• [WORK INSTRUCTIONS]: Sort through the data and copy the lines holding the word "method".

--- Begin PROVIDED RECORDS ---

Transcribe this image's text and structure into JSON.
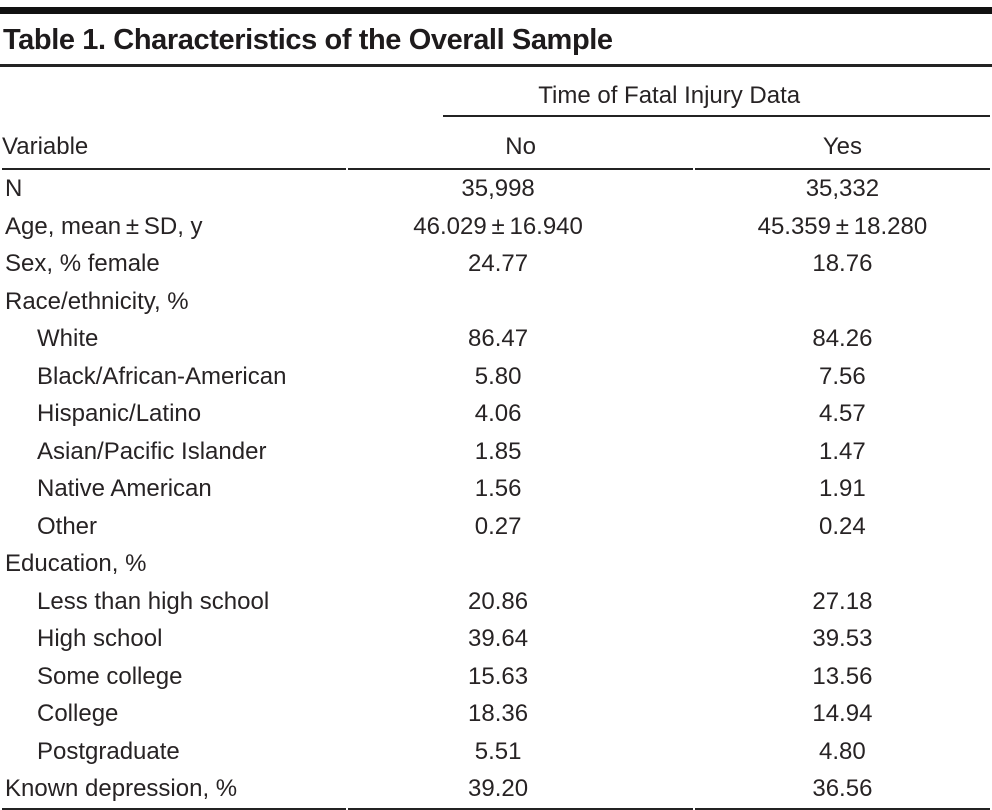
{
  "table": {
    "title": "Table 1. Characteristics of the Overall Sample",
    "spanner_header": "Time of Fatal Injury Data",
    "columns": {
      "variable": "Variable",
      "no": "No",
      "yes": "Yes"
    },
    "colors": {
      "text": "#272324",
      "rule": "#232323",
      "top_bar": "#111111"
    },
    "rows": [
      {
        "label": "N",
        "indent": false,
        "no": "35,998",
        "yes": "35,332"
      },
      {
        "label": "Age, mean ± SD, y",
        "indent": false,
        "no": "46.029 ± 16.940",
        "yes": "45.359 ± 18.280"
      },
      {
        "label": "Sex, % female",
        "indent": false,
        "no": "24.77",
        "yes": "18.76"
      },
      {
        "label": "Race/ethnicity, %",
        "indent": false,
        "no": "",
        "yes": ""
      },
      {
        "label": "White",
        "indent": true,
        "no": "86.47",
        "yes": "84.26"
      },
      {
        "label": "Black/African-American",
        "indent": true,
        "no": "5.80",
        "yes": "7.56"
      },
      {
        "label": "Hispanic/Latino",
        "indent": true,
        "no": "4.06",
        "yes": "4.57"
      },
      {
        "label": "Asian/Pacific Islander",
        "indent": true,
        "no": "1.85",
        "yes": "1.47"
      },
      {
        "label": "Native American",
        "indent": true,
        "no": "1.56",
        "yes": "1.91"
      },
      {
        "label": "Other",
        "indent": true,
        "no": "0.27",
        "yes": "0.24"
      },
      {
        "label": "Education, %",
        "indent": false,
        "no": "",
        "yes": ""
      },
      {
        "label": "Less than high school",
        "indent": true,
        "no": "20.86",
        "yes": "27.18"
      },
      {
        "label": "High school",
        "indent": true,
        "no": "39.64",
        "yes": "39.53"
      },
      {
        "label": "Some college",
        "indent": true,
        "no": "15.63",
        "yes": "13.56"
      },
      {
        "label": "College",
        "indent": true,
        "no": "18.36",
        "yes": "14.94"
      },
      {
        "label": "Postgraduate",
        "indent": true,
        "no": "5.51",
        "yes": "4.80"
      },
      {
        "label": "Known depression, %",
        "indent": false,
        "no": "39.20",
        "yes": "36.56"
      }
    ]
  }
}
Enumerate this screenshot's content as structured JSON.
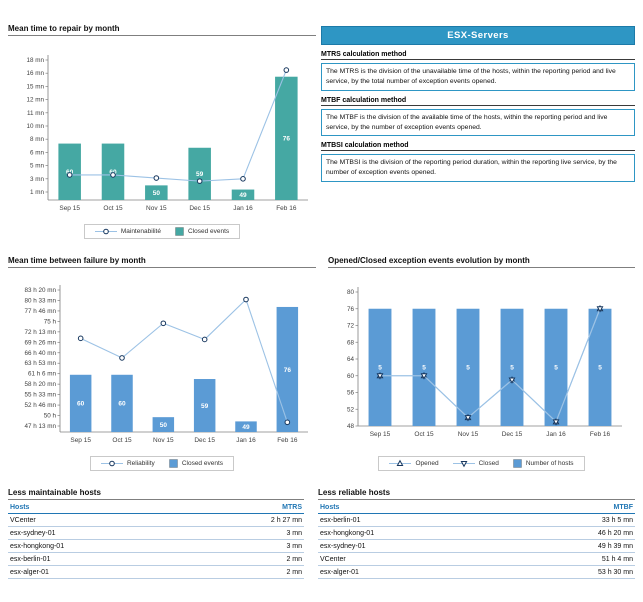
{
  "panel": {
    "title": "ESX-Servers",
    "sections": [
      {
        "heading": "MTRS calculation method",
        "body": "The MTRS is the division of the unavailable time of the hosts, within the reporting period and live service, by the total number of exception events opened."
      },
      {
        "heading": "MTBF calculation method",
        "body": "The MTBF is the division of the available time of the hosts, within the reporting period and live service, by the number of exception events opened."
      },
      {
        "heading": "MTBSI calculation method",
        "body": "The MTBSI is the division of the reporting period duration, within the reporting live service, by the number of exception events opened."
      }
    ]
  },
  "tables": [
    {
      "title": "Less maintainable hosts",
      "columns": [
        "Hosts",
        "MTRS"
      ],
      "rows": [
        [
          "VCenter",
          "2 h 27 mn"
        ],
        [
          "esx-sydney-01",
          "3 mn"
        ],
        [
          "esx-hongkong-01",
          "3 mn"
        ],
        [
          "esx-berlin-01",
          "2 mn"
        ],
        [
          "esx-alger-01",
          "2 mn"
        ]
      ]
    },
    {
      "title": "Less reliable hosts",
      "columns": [
        "Hosts",
        "MTBF"
      ],
      "rows": [
        [
          "esx-berlin-01",
          "33 h 5 mn"
        ],
        [
          "esx-hongkong-01",
          "46 h 20 mn"
        ],
        [
          "esx-sydney-01",
          "49 h 39 mn"
        ],
        [
          "VCenter",
          "51 h 4 mn"
        ],
        [
          "esx-alger-01",
          "53 h 30 mn"
        ]
      ]
    }
  ],
  "chart_data": [
    {
      "id": "mttr",
      "type": "bar",
      "title": "Mean time to repair by month",
      "categories": [
        "Sep 15",
        "Oct 15",
        "Nov 15",
        "Dec 15",
        "Jan 16",
        "Feb 16"
      ],
      "y_ticks": [
        "18 mn",
        "16 mn",
        "15 mn",
        "12 mn",
        "11 mn",
        "10 mn",
        "8 mn",
        "6 mn",
        "5 mn",
        "3 mn",
        "1 mn"
      ],
      "y_axis": {
        "min": 1,
        "max": 18,
        "unit": "mn"
      },
      "bars": {
        "name": "Closed events",
        "values": [
          60,
          60,
          50,
          59,
          49,
          76
        ],
        "hidden_axis": {
          "min": 46.5,
          "max": 80
        },
        "color": "#45A8A3"
      },
      "lines": [
        {
          "name": "Maintenabilité",
          "marker": "circle",
          "unit": "mn",
          "values": [
            3.2,
            3.2,
            2.8,
            2.4,
            2.7,
            16.7
          ]
        }
      ],
      "legend_position": "bottom",
      "grid": false
    },
    {
      "id": "mtbf",
      "type": "bar",
      "title": "Mean time between failure by month",
      "categories": [
        "Sep 15",
        "Oct 15",
        "Nov 15",
        "Dec 15",
        "Jan 16",
        "Feb 16"
      ],
      "y_ticks": [
        "83 h 20 mn",
        "80 h 33 mn",
        "77 h 46 mn",
        "75 h",
        "72 h 13 mn",
        "69 h 26 mn",
        "66 h 40 mn",
        "63 h 53 mn",
        "61 h 6 mn",
        "58 h 20 mn",
        "55 h 33 mn",
        "52 h 46 mn",
        "50 h",
        "47 h 13 mn"
      ],
      "y_axis": {
        "min": 47.2167,
        "max": 83.3333,
        "unit": "h"
      },
      "bars": {
        "name": "Closed events",
        "values": [
          60,
          60,
          50,
          59,
          49,
          76
        ],
        "hidden_axis": {
          "min": 46.5,
          "max": 80
        },
        "color": "#5B9BD5"
      },
      "lines": [
        {
          "name": "Reliability",
          "marker": "circle",
          "unit": "h",
          "values": [
            70.5,
            65.3,
            74.5,
            70.2,
            80.8,
            48.2
          ]
        }
      ],
      "legend_position": "bottom",
      "grid": false
    },
    {
      "id": "events",
      "type": "bar",
      "title": "Opened/Closed exception events evolution by month",
      "categories": [
        "Sep 15",
        "Oct 15",
        "Nov 15",
        "Dec 15",
        "Jan 16",
        "Feb 16"
      ],
      "y_ticks": [
        "80",
        "76",
        "72",
        "68",
        "64",
        "60",
        "56",
        "52",
        "48"
      ],
      "y_axis": {
        "min": 48,
        "max": 80,
        "unit": "events"
      },
      "bars": {
        "name": "Number of hosts",
        "values": [
          5,
          5,
          5,
          5,
          5,
          5
        ],
        "hidden_axis": {
          "min": 0,
          "max": 5.714
        },
        "color": "#5B9BD5"
      },
      "lines": [
        {
          "name": "Opened",
          "marker": "triangle-up",
          "unit": "events",
          "values": [
            60,
            60,
            50,
            59,
            49,
            76
          ]
        },
        {
          "name": "Closed",
          "marker": "triangle-down",
          "unit": "events",
          "values": [
            60,
            60,
            50,
            59,
            49,
            76
          ]
        }
      ],
      "legend_position": "bottom",
      "grid": false
    }
  ]
}
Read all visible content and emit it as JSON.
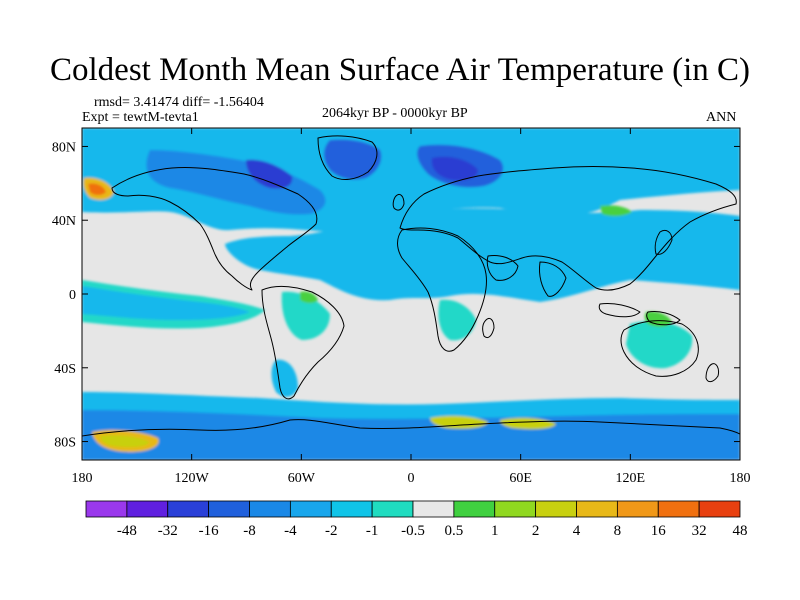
{
  "title": "Coldest Month Mean Surface Air Temperature (in C)",
  "stats": "rmsd= 3.41474 diff= -1.56404",
  "expt": "Expt = tewtM-tevta1",
  "period": "2064kyr BP - 0000kyr BP",
  "season": "ANN",
  "lat_ticks": [
    "80N",
    "40N",
    "0",
    "40S",
    "80S"
  ],
  "lat_values": [
    80,
    40,
    0,
    -40,
    -80
  ],
  "lon_ticks": [
    "180",
    "120W",
    "60W",
    "0",
    "60E",
    "120E",
    "180"
  ],
  "lon_values": [
    -180,
    -120,
    -60,
    0,
    60,
    120,
    180
  ],
  "lat_range": [
    -90,
    90
  ],
  "lon_range": [
    -180,
    180
  ],
  "colorbar": {
    "labels": [
      "-48",
      "-32",
      "-16",
      "-8",
      "-4",
      "-2",
      "-1",
      "-0.5",
      "0.5",
      "1",
      "2",
      "4",
      "8",
      "16",
      "32",
      "48"
    ],
    "colors": [
      "#9a38ec",
      "#6020e0",
      "#2a40d8",
      "#2060dc",
      "#1a88e6",
      "#18a6ec",
      "#10c4e8",
      "#20dcc0",
      "#e8e8e8",
      "#40d040",
      "#90d820",
      "#c8d010",
      "#e8b818",
      "#f09818",
      "#f07010",
      "#e84010"
    ]
  },
  "colors": {
    "nochange": "#e6e6e6",
    "cool_light": "#20d8c8",
    "cool_mid": "#18b8ec",
    "cool_deep": "#1a88e6",
    "cool_strong": "#2060dc",
    "cool_extreme": "#2a3cd2",
    "warm_light": "#48d040",
    "warm_mid": "#c8d010",
    "warm_strong": "#e8b818",
    "warm_extreme": "#f07010"
  }
}
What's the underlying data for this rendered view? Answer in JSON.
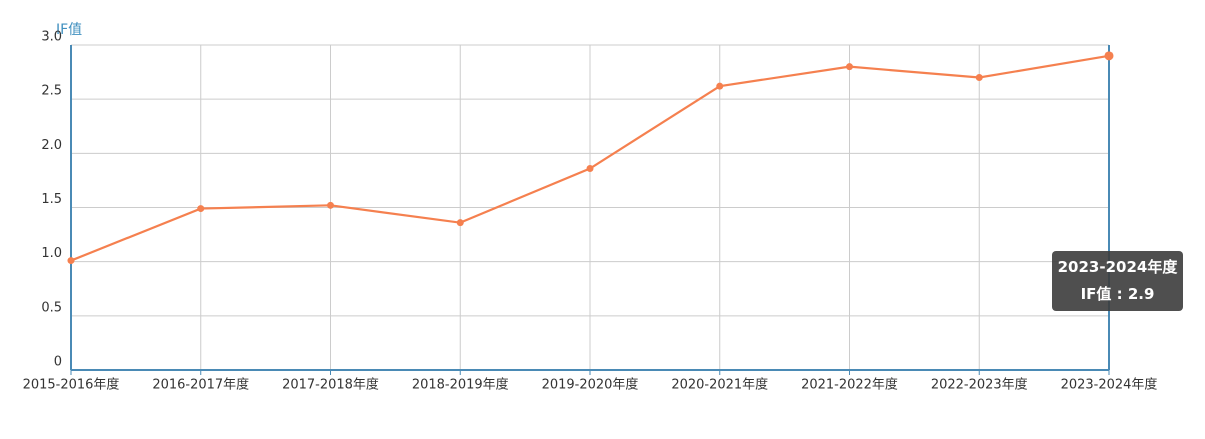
{
  "chart_data": {
    "type": "line",
    "y_label": "IF值",
    "categories": [
      "2015-2016年度",
      "2016-2017年度",
      "2017-2018年度",
      "2018-2019年度",
      "2019-2020年度",
      "2020-2021年度",
      "2021-2022年度",
      "2022-2023年度",
      "2023-2024年度"
    ],
    "series": [
      {
        "name": "IF值",
        "color": "#f5804f",
        "values": [
          1.01,
          1.49,
          1.52,
          1.36,
          1.86,
          2.62,
          2.8,
          2.7,
          2.9
        ]
      }
    ],
    "ylim": [
      0,
      3
    ],
    "yticks": [
      0,
      0.5,
      {
        "value": 1,
        "label": "1.0"
      },
      1.5,
      {
        "value": 2,
        "label": "2.0"
      },
      2.5,
      {
        "value": 3,
        "label": "3.0"
      }
    ],
    "grid": true,
    "tooltip": {
      "title": "2023-2024年度",
      "text": "IF值 : 2.9"
    }
  }
}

--- End PROVIDED RECORDS ---

• [SOLUTION TO THE EXERCISE]:
        "heading": "MTRS calculation method",
        "heading": "MTBF calculation method",
        "heading": "MTBSI calculation method",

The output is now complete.